Return each entry exactly, omitting nothing.
>> BEGIN Record set
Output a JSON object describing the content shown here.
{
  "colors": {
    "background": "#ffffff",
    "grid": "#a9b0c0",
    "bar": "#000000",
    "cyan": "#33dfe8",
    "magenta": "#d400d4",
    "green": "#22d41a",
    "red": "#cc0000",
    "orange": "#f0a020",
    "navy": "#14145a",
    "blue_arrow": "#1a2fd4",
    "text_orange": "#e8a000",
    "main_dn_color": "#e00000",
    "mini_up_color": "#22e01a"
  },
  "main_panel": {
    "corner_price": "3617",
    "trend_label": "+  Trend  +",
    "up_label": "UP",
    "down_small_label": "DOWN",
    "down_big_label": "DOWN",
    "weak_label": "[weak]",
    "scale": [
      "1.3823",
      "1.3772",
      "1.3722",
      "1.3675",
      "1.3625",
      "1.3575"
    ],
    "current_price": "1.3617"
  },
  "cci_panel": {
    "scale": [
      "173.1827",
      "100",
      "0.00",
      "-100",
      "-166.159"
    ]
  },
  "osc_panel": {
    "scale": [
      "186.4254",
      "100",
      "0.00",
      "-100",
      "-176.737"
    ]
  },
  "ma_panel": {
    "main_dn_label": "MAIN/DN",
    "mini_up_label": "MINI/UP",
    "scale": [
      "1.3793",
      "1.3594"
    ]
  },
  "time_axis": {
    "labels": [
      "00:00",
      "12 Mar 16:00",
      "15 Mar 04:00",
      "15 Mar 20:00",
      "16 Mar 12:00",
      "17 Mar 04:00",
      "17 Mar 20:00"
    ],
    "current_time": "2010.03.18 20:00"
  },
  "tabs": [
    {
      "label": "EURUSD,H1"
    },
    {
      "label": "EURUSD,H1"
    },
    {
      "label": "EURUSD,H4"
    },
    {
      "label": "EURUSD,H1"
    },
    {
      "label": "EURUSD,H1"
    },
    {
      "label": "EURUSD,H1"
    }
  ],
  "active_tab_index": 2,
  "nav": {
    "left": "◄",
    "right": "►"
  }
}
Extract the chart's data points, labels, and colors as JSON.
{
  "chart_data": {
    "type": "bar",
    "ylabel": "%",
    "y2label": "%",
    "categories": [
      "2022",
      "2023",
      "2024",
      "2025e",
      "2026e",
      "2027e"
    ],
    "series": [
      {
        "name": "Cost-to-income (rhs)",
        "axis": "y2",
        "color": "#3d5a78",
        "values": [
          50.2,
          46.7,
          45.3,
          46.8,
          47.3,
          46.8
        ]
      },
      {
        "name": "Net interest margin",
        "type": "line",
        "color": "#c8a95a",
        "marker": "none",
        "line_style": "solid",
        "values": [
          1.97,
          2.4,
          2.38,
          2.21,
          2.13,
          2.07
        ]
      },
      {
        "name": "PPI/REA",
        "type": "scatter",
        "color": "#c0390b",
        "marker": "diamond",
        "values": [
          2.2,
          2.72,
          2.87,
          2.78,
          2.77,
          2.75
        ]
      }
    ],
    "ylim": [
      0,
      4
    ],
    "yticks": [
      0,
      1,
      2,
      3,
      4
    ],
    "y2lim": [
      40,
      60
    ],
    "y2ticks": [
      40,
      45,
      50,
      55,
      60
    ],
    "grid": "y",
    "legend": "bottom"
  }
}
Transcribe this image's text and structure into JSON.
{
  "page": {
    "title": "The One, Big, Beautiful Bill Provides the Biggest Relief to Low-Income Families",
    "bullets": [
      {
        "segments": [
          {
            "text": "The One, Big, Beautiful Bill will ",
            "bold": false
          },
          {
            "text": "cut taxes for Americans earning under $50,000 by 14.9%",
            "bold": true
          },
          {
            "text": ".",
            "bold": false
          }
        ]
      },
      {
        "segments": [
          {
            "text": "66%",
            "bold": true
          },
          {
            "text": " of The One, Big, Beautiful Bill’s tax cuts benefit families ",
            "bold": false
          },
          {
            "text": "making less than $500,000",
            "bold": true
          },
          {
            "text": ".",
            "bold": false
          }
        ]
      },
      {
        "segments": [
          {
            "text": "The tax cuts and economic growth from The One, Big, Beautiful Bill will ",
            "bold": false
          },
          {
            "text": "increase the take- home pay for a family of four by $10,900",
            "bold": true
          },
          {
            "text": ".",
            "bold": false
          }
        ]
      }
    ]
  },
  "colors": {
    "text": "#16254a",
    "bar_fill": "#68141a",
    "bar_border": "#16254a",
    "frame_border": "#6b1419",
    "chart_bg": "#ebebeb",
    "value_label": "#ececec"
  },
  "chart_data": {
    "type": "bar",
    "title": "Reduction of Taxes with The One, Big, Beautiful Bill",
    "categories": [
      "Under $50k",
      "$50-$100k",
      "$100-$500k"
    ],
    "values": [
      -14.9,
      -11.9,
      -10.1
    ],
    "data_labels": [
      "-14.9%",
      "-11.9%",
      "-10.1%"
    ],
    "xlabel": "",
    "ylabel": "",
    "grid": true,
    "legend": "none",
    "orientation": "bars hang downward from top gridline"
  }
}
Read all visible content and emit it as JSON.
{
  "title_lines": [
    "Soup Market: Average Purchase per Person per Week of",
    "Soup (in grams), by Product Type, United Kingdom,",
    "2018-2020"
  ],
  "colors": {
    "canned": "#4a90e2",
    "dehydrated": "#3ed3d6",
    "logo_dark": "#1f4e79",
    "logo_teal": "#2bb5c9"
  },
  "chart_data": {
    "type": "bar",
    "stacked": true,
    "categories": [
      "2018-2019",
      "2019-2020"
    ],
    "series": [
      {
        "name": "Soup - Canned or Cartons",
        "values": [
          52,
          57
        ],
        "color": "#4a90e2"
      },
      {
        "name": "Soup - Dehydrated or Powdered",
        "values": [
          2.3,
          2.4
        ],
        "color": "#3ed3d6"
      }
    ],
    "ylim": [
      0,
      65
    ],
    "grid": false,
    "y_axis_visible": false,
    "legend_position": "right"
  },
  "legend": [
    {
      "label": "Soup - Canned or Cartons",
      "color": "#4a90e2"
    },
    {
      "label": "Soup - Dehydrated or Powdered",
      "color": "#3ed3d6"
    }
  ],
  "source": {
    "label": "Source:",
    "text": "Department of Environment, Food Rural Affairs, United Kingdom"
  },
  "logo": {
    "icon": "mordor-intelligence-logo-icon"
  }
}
>> END Record set
[Exercise output]
Output a JSON object describing the content shown here.
{
  "colors": {
    "background": "#ffffff",
    "grid": "#a9b0c0",
    "bar": "#000000",
    "cyan": "#33dfe8",
    "magenta": "#d400d4",
    "green": "#22d41a",
    "red": "#cc0000",
    "orange": "#f0a020",
    "navy": "#14145a",
    "blue_arrow": "#1a2fd4",
    "text_orange": "#e8a000",
    "main_dn_color": "#e00000",
    "mini_up_color": "#22e01a"
  },
  "main_panel": {
    "corner_price": "3617",
    "trend_label": "+  Trend  +",
    "up_label": "UP",
    "down_small_label": "DOWN",
    "down_big_label": "DOWN",
    "weak_label": "[weak]",
    "scale": [
      "1.3823",
      "1.3772",
      "1.3722",
      "1.3675",
      "1.3625",
      "1.3575"
    ],
    "current_price": "1.3617"
  },
  "cci_panel": {
    "scale": [
      "173.1827",
      "100",
      "0.00",
      "-100",
      "-166.159"
    ]
  },
  "osc_panel": {
    "scale": [
      "186.4254",
      "100",
      "0.00",
      "-100",
      "-176.737"
    ]
  },
  "ma_panel": {
    "main_dn_label": "MAIN/DN",
    "mini_up_label": "MINI/UP",
    "scale": [
      "1.3793",
      "1.3594"
    ]
  },
  "time_axis": {
    "labels": [
      "00:00",
      "12 Mar 16:00",
      "15 Mar 04:00",
      "15 Mar 20:00",
      "16 Mar 12:00",
      "17 Mar 04:00",
      "17 Mar 20:00"
    ],
    "current_time": "2010.03.18 20:00"
  },
  "tabs": [
    {
      "label": "EURUSD,H1"
    },
    {
      "label": "EURUSD,H1"
    },
    {
      "label": "EURUSD,H4"
    },
    {
      "label": "EURUSD,H1"
    },
    {
      "label": "EURUSD,H1"
    },
    {
      "label": "EURUSD,H1"
    }
  ],
  "active_tab_index": 2,
  "nav": {
    "left": "◄",
    "right": "►"
  }
}
Extract the chart's data points, labels, and colors as JSON.
{
  "chart_data": {
    "type": "bar",
    "ylabel": "%",
    "y2label": "%",
    "categories": [
      "2022",
      "2023",
      "2024",
      "2025e",
      "2026e",
      "2027e"
    ],
    "series": [
      {
        "name": "Cost-to-income (rhs)",
        "axis": "y2",
        "color": "#3d5a78",
        "values": [
          50.2,
          46.7,
          45.3,
          46.8,
          47.3,
          46.8
        ]
      },
      {
        "name": "Net interest margin",
        "type": "line",
        "color": "#c8a95a",
        "marker": "none",
        "line_style": "solid",
        "values": [
          1.97,
          2.4,
          2.38,
          2.21,
          2.13,
          2.07
        ]
      },
      {
        "name": "PPI/REA",
        "type": "scatter",
        "color": "#c0390b",
        "marker": "diamond",
        "values": [
          2.2,
          2.72,
          2.87,
          2.78,
          2.77,
          2.75
        ]
      }
    ],
    "ylim": [
      0,
      4
    ],
    "yticks": [
      0,
      1,
      2,
      3,
      4
    ],
    "y2lim": [
      40,
      60
    ],
    "y2ticks": [
      40,
      45,
      50,
      55,
      60
    ],
    "grid": "y",
    "legend": "bottom"
  }
}
Transcribe this image's text and structure into JSON.
{
  "page": {
    "title": "The One, Big, Beautiful Bill Provides the Biggest Relief to Low-Income Families",
    "bullets": [
      {
        "segments": [
          {
            "text": "The One, Big, Beautiful Bill will ",
            "bold": false
          },
          {
            "text": "cut taxes for Americans earning under $50,000 by 14.9%",
            "bold": true
          },
          {
            "text": ".",
            "bold": false
          }
        ]
      },
      {
        "segments": [
          {
            "text": "66%",
            "bold": true
          },
          {
            "text": " of The One, Big, Beautiful Bill’s tax cuts benefit families ",
            "bold": false
          },
          {
            "text": "making less than $500,000",
            "bold": true
          },
          {
            "text": ".",
            "bold": false
          }
        ]
      },
      {
        "segments": [
          {
            "text": "The tax cuts and economic growth from The One, Big, Beautiful Bill will ",
            "bold": false
          },
          {
            "text": "increase the take- home pay for a family of four by $10,900",
            "bold": true
          },
          {
            "text": ".",
            "bold": false
          }
        ]
      }
    ]
  },
  "colors": {
    "text": "#16254a",
    "bar_fill": "#68141a",
    "bar_border": "#16254a",
    "frame_border": "#6b1419",
    "chart_bg": "#ebebeb",
    "value_label": "#ececec"
  },
  "chart_data": {
    "type": "bar",
    "title": "Reduction of Taxes with The One, Big, Beautiful Bill",
    "categories": [
      "Under $50k",
      "$50-$100k",
      "$100-$500k"
    ],
    "values": [
      -14.9,
      -11.9,
      -10.1
    ],
    "data_labels": [
      "-14.9%",
      "-11.9%",
      "-10.1%"
    ],
    "xlabel": "",
    "ylabel": "",
    "grid": true,
    "legend": "none",
    "orientation": "bars hang downward from top gridline"
  }
}
Read all visible content and emit it as JSON.
{
  "title_lines": [
    "Soup Market: Average Purchase per Person per Week of",
    "Soup (in grams), by Product Type, United Kingdom,",
    "2018-2020"
  ],
  "colors": {
    "canned": "#4a90e2",
    "dehydrated": "#3ed3d6",
    "logo_dark": "#1f4e79",
    "logo_teal": "#2bb5c9"
  },
  "chart_data": {
    "type": "bar",
    "stacked": true,
    "categories": [
      "2018-2019",
      "2019-2020"
    ],
    "series": [
      {
        "name": "Soup - Canned or Cartons",
        "values": [
          52,
          57
        ],
        "color": "#4a90e2"
      },
      {
        "name": "Soup - Dehydrated or Powdered",
        "values": [
          2.3,
          2.4
        ],
        "color": "#3ed3d6"
      }
    ],
    "ylim": [
      0,
      65
    ],
    "grid": false,
    "y_axis_visible": false,
    "legend_position": "right"
  },
  "legend": [
    {
      "label": "Soup - Canned or Cartons",
      "color": "#4a90e2"
    },
    {
      "label": "Soup - Dehydrated or Powdered",
      "color": "#3ed3d6"
    }
  ],
  "source": {
    "label": "Source:",
    "text": "Department of Environment, Food Rural Affairs, United Kingdom"
  },
  "logo": {
    "icon": "mordor-intelligence-logo-icon"
  }
}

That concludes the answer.